**DATA LINES**
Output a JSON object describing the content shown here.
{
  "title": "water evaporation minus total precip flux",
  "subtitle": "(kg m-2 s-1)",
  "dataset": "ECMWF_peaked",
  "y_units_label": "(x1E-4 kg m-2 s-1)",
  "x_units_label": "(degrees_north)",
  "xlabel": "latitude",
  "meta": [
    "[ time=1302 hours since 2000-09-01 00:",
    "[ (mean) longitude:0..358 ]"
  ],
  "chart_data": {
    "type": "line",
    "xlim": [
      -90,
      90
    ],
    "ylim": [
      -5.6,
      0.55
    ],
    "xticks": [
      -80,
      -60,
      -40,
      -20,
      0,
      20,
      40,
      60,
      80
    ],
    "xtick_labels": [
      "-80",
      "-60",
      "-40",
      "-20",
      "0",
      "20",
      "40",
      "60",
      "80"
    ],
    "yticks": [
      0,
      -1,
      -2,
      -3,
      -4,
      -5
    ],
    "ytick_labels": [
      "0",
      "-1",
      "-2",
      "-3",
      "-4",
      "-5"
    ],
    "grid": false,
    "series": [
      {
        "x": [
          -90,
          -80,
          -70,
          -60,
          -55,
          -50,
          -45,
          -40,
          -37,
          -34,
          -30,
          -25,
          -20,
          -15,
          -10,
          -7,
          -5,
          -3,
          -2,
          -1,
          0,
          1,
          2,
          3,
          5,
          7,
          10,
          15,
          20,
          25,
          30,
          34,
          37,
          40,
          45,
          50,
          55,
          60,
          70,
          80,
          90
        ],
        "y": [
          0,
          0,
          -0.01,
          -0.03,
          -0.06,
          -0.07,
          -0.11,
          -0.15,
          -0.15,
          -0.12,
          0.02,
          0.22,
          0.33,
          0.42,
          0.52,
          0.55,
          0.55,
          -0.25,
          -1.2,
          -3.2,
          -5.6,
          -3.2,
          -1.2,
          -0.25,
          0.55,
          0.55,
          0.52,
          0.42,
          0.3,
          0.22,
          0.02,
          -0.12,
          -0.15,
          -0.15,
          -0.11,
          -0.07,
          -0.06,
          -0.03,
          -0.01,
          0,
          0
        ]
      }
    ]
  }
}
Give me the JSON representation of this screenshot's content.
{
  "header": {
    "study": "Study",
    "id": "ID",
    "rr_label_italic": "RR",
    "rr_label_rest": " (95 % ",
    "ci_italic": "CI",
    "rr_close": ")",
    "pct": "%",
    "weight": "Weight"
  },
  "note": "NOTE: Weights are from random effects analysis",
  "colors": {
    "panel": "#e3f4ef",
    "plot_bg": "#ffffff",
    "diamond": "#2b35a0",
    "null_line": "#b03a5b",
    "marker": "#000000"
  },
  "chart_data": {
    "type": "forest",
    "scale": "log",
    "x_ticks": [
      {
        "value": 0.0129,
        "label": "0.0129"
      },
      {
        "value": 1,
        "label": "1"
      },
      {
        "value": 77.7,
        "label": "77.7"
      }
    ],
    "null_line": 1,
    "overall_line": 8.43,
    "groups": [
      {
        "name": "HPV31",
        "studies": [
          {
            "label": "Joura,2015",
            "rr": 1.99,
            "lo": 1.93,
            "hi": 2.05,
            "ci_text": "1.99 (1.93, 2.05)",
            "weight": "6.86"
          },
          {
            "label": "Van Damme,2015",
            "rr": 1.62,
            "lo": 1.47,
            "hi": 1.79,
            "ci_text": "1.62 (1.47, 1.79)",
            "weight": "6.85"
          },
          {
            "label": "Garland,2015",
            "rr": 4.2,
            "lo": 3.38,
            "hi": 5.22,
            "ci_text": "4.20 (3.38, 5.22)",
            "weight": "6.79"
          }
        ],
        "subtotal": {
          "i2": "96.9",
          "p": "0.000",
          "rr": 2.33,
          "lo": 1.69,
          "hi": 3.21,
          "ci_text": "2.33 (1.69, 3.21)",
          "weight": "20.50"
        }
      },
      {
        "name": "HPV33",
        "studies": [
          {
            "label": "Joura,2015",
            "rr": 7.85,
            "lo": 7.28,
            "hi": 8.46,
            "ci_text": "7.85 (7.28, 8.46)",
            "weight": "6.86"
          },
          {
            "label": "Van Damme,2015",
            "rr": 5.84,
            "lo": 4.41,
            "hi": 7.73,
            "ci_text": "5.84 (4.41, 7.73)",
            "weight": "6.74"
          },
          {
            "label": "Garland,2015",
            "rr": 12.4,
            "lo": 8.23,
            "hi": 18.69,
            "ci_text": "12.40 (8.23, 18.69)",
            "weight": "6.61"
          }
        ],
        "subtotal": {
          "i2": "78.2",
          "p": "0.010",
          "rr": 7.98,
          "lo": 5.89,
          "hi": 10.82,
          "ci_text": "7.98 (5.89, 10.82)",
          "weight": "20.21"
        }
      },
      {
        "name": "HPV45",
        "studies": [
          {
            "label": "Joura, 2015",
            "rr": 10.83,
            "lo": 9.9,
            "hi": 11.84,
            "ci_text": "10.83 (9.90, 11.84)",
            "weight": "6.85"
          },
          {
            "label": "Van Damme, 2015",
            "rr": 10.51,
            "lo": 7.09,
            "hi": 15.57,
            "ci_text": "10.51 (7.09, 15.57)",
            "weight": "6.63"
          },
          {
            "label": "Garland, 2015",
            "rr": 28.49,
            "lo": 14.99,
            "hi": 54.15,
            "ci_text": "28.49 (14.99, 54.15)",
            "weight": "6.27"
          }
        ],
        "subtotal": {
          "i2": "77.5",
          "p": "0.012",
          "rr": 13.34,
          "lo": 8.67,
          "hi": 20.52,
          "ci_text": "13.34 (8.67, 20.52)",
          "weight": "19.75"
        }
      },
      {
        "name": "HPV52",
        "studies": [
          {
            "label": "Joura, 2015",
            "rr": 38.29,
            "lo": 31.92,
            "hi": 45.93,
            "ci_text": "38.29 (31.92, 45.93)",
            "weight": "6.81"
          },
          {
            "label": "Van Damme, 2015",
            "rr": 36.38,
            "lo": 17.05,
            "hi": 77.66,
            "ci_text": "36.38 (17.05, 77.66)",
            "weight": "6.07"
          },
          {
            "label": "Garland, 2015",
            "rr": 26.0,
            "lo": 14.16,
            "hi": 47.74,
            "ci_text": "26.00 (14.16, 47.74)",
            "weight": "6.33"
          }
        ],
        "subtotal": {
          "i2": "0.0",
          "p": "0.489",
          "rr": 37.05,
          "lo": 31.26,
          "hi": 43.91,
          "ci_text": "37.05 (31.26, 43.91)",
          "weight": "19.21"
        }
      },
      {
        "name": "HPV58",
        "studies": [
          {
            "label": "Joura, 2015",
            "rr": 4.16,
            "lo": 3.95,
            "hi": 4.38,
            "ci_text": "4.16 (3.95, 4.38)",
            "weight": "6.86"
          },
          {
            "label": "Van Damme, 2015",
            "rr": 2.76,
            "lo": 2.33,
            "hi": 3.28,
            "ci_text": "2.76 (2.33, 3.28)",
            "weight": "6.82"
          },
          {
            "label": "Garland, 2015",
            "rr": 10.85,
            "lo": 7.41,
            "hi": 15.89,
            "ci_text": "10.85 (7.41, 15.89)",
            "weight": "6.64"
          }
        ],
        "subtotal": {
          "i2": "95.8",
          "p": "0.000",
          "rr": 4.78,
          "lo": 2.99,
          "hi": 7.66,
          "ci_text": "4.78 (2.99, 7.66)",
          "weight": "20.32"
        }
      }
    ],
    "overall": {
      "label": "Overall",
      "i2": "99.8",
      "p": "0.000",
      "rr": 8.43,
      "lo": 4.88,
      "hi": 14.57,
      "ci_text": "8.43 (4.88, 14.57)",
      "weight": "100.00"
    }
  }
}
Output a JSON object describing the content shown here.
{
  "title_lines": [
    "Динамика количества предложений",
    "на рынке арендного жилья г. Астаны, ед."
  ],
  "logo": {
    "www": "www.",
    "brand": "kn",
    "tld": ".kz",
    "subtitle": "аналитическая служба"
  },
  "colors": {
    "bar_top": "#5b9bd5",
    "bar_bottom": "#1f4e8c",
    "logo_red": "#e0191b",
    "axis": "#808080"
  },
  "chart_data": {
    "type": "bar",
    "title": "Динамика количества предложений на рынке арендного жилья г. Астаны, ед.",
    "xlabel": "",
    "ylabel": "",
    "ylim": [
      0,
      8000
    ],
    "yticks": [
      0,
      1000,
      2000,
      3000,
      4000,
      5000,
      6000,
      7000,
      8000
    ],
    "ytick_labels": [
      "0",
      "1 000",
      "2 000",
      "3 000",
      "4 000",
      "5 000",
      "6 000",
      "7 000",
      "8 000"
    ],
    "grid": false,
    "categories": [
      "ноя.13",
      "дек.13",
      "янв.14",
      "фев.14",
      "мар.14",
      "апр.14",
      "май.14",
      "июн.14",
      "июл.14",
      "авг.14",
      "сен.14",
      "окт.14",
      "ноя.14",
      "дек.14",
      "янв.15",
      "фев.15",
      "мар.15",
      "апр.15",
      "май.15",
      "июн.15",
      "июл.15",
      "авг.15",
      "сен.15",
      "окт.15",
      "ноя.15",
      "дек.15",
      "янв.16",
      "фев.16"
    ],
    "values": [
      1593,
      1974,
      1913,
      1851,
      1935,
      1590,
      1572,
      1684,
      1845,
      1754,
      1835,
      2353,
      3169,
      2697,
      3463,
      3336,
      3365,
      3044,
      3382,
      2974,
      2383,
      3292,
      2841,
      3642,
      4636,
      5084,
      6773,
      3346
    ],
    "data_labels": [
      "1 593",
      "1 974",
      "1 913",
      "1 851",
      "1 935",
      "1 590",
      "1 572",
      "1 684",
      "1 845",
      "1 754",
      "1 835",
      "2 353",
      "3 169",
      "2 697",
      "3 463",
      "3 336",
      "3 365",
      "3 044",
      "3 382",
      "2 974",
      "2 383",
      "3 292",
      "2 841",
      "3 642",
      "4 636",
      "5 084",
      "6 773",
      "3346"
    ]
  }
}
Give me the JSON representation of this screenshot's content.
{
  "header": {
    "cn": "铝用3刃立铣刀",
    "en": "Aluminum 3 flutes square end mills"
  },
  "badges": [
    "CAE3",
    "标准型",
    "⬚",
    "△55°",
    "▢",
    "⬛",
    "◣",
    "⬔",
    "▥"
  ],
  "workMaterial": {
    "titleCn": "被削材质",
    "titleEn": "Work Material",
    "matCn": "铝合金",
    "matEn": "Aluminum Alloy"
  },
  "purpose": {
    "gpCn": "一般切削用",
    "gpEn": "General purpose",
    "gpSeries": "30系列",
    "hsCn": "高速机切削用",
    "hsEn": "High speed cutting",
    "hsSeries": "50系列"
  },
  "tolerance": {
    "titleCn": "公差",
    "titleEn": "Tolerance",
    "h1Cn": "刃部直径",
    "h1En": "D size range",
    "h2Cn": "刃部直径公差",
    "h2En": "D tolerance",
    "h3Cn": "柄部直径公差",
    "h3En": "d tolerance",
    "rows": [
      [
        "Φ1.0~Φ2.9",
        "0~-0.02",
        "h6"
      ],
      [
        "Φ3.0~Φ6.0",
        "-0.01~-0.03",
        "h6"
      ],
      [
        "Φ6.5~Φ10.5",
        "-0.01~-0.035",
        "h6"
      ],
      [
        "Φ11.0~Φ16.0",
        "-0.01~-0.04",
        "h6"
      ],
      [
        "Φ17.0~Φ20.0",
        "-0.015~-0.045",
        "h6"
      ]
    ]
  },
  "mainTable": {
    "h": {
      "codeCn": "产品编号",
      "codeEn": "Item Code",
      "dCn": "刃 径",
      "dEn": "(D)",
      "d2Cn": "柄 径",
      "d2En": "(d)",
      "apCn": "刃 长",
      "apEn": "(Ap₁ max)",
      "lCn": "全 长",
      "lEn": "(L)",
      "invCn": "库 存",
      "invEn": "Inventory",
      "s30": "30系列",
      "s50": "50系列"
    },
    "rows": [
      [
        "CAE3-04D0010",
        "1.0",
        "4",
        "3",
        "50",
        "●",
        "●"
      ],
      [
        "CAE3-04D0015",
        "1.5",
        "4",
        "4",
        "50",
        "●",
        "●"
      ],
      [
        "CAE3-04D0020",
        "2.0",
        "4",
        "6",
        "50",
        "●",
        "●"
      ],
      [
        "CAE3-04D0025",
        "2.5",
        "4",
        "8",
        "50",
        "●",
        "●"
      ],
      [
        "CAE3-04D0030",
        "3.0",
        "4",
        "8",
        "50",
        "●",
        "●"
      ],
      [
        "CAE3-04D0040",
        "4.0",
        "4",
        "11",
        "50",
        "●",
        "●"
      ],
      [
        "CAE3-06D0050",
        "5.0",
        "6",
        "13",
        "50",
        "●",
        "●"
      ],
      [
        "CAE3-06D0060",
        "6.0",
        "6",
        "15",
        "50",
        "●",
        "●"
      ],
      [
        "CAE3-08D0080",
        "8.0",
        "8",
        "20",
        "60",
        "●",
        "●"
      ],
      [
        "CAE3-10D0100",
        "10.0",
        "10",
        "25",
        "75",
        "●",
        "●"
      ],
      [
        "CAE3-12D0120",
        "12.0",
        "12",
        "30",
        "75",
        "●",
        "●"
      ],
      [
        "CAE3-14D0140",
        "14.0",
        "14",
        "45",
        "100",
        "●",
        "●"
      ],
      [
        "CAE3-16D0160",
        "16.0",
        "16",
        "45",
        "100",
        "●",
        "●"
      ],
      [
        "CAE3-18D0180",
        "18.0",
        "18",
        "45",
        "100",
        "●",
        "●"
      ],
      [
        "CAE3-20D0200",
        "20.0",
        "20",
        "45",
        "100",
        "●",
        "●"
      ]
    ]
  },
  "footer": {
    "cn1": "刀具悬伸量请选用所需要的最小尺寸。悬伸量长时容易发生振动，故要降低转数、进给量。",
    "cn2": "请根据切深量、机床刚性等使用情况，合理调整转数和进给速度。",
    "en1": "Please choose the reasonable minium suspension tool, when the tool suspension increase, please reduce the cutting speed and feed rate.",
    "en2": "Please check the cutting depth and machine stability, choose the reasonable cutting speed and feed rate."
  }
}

**WRITTEN INSTRUCTION**
Go through the records. Copy each line where "Please" appears.

**COMPLETED TASK**
    "en1": "Please choose the reasonable minium suspension tool, when the tool suspension increase, please reduce the cutting speed and feed rate.",
    "en2": "Please check the cutting depth and machine stability, choose the reasonable cutting speed and feed rate."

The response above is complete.